**EXERCISE OBJECTIVE**
Revise every item below so that "Bar" becomes "Column" wherever it occurs, keeping everything else the same and omitting the pictures.

Box coordinate listings
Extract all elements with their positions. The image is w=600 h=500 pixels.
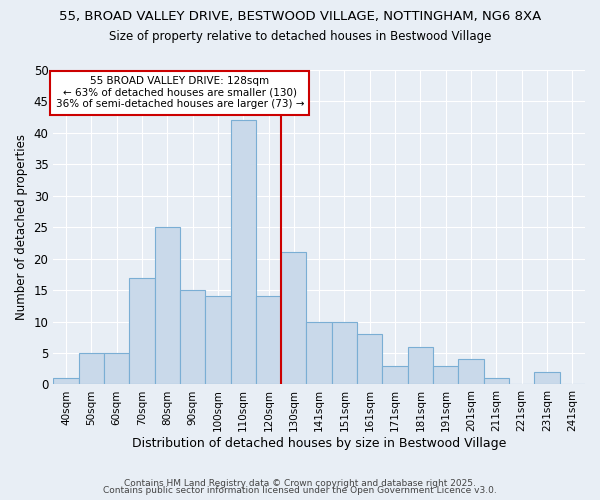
Bar [535, 372, 560, 384]
Bar [307, 322, 332, 384]
Bar [256, 296, 281, 384]
Bar [281, 252, 307, 384]
Bar [104, 353, 129, 384]
Bar [484, 378, 509, 384]
X-axis label: Distribution of detached houses by size in Bestwood Village: Distribution of detached houses by size … [132, 437, 506, 450]
Text: 55 BROAD VALLEY DRIVE: 128sqm
← 63% of detached houses are smaller (130)
36% of : 55 BROAD VALLEY DRIVE: 128sqm ← 63% of d… [56, 76, 304, 110]
Text: Contains HM Land Registry data © Crown copyright and database right 2025.: Contains HM Land Registry data © Crown c… [124, 478, 476, 488]
Bar [53, 378, 79, 384]
Bar [332, 322, 357, 384]
Text: Size of property relative to detached houses in Bestwood Village: Size of property relative to detached ho… [109, 30, 491, 43]
Bar [129, 278, 155, 384]
Bar [230, 120, 256, 384]
Bar [155, 227, 180, 384]
Bar [408, 346, 433, 385]
Bar [180, 290, 205, 384]
Text: Contains public sector information licensed under the Open Government Licence v3: Contains public sector information licen… [103, 486, 497, 495]
Bar [382, 366, 408, 384]
Bar [205, 296, 230, 384]
Bar [79, 353, 104, 384]
Text: 55, BROAD VALLEY DRIVE, BESTWOOD VILLAGE, NOTTINGHAM, NG6 8XA: 55, BROAD VALLEY DRIVE, BESTWOOD VILLAGE… [59, 10, 541, 23]
Bar [433, 366, 458, 384]
Y-axis label: Number of detached properties: Number of detached properties [15, 134, 28, 320]
Bar [458, 360, 484, 384]
Bar [357, 334, 382, 384]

**FINAL RESULT**
Extract all elements with their positions. The image is w=600 h=500 pixels.
Column [535, 372, 560, 384]
Column [307, 322, 332, 384]
Column [256, 296, 281, 384]
Column [281, 252, 307, 384]
Column [104, 353, 129, 384]
Column [484, 378, 509, 384]
X-axis label: Distribution of detached houses by size in Bestwood Village: Distribution of detached houses by size … [132, 437, 506, 450]
Text: 55 BROAD VALLEY DRIVE: 128sqm
← 63% of detached houses are smaller (130)
36% of : 55 BROAD VALLEY DRIVE: 128sqm ← 63% of d… [56, 76, 304, 110]
Text: Contains HM Land Registry data © Crown copyright and database right 2025.: Contains HM Land Registry data © Crown c… [124, 478, 476, 488]
Column [53, 378, 79, 384]
Column [332, 322, 357, 384]
Text: Size of property relative to detached houses in Bestwood Village: Size of property relative to detached ho… [109, 30, 491, 43]
Column [129, 278, 155, 384]
Column [230, 120, 256, 384]
Column [155, 227, 180, 384]
Column [408, 346, 433, 385]
Column [180, 290, 205, 384]
Text: Contains public sector information licensed under the Open Government Licence v3: Contains public sector information licen… [103, 486, 497, 495]
Column [382, 366, 408, 384]
Column [205, 296, 230, 384]
Column [79, 353, 104, 384]
Text: 55, BROAD VALLEY DRIVE, BESTWOOD VILLAGE, NOTTINGHAM, NG6 8XA: 55, BROAD VALLEY DRIVE, BESTWOOD VILLAGE… [59, 10, 541, 23]
Column [433, 366, 458, 384]
Y-axis label: Number of detached properties: Number of detached properties [15, 134, 28, 320]
Column [458, 360, 484, 384]
Column [357, 334, 382, 384]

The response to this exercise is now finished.